WHAT IS ASKED: Going through the material below, please gather all lines with the word "data" in them.

EXTRACTED INFORMATION:
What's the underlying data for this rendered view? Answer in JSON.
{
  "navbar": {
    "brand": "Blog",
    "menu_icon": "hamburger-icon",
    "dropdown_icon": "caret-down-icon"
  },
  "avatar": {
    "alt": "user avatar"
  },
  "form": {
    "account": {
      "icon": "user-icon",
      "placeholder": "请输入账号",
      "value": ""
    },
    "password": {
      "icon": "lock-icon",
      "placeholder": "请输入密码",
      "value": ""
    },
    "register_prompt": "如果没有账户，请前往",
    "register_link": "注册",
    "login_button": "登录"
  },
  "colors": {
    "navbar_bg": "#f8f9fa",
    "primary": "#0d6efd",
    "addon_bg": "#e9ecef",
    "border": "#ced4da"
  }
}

--

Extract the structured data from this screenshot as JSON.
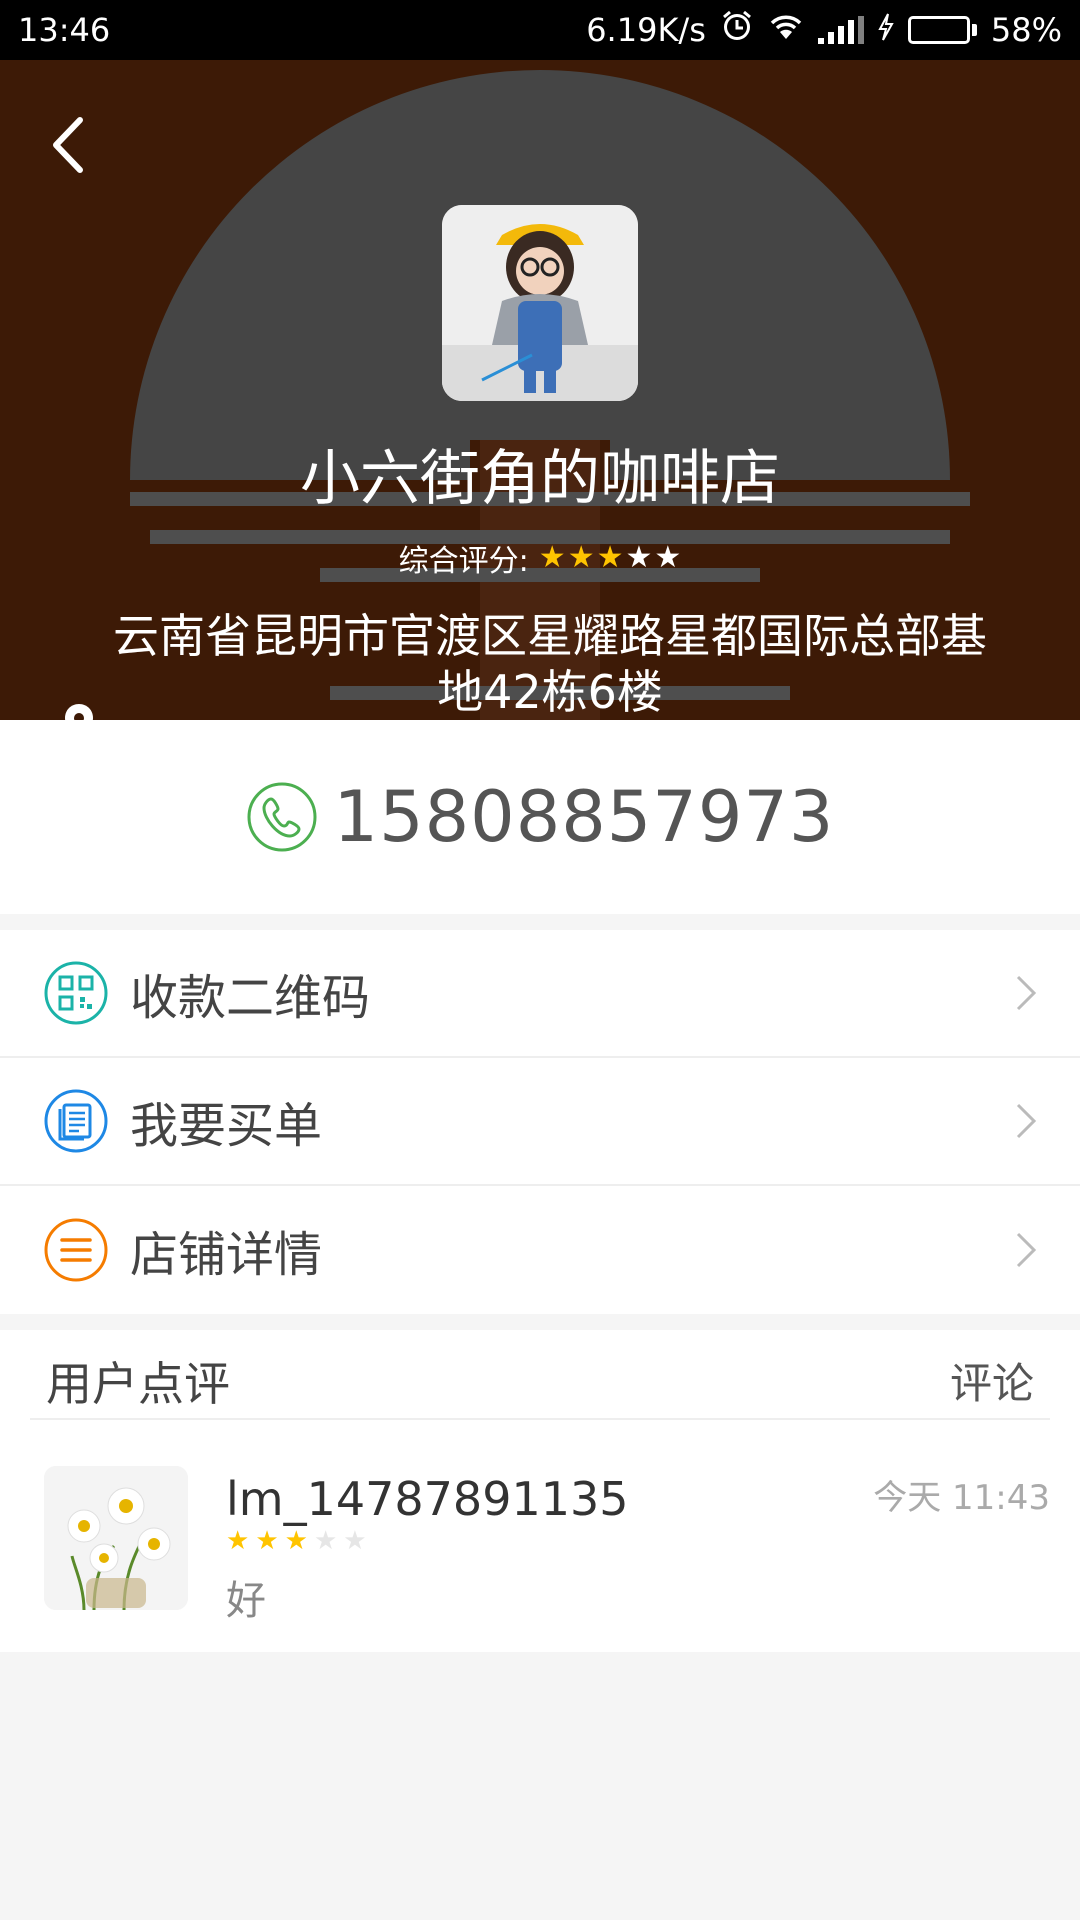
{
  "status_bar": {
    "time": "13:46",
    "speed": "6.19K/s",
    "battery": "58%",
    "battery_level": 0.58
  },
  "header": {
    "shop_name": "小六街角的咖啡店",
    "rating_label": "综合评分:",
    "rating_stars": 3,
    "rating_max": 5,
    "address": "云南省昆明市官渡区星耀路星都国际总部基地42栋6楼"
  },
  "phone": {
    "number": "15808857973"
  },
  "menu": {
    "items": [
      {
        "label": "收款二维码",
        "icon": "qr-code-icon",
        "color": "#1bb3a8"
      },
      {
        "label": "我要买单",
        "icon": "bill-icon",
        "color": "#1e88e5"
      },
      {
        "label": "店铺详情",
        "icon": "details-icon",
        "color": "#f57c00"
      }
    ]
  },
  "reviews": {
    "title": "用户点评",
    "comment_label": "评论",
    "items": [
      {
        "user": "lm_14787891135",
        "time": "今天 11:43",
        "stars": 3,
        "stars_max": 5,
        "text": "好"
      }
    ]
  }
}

SOLUTION TO THE EXERCISE:
What's the underlying data for this rendered view? Answer in JSON.
Extract the structured data from this screenshot as JSON.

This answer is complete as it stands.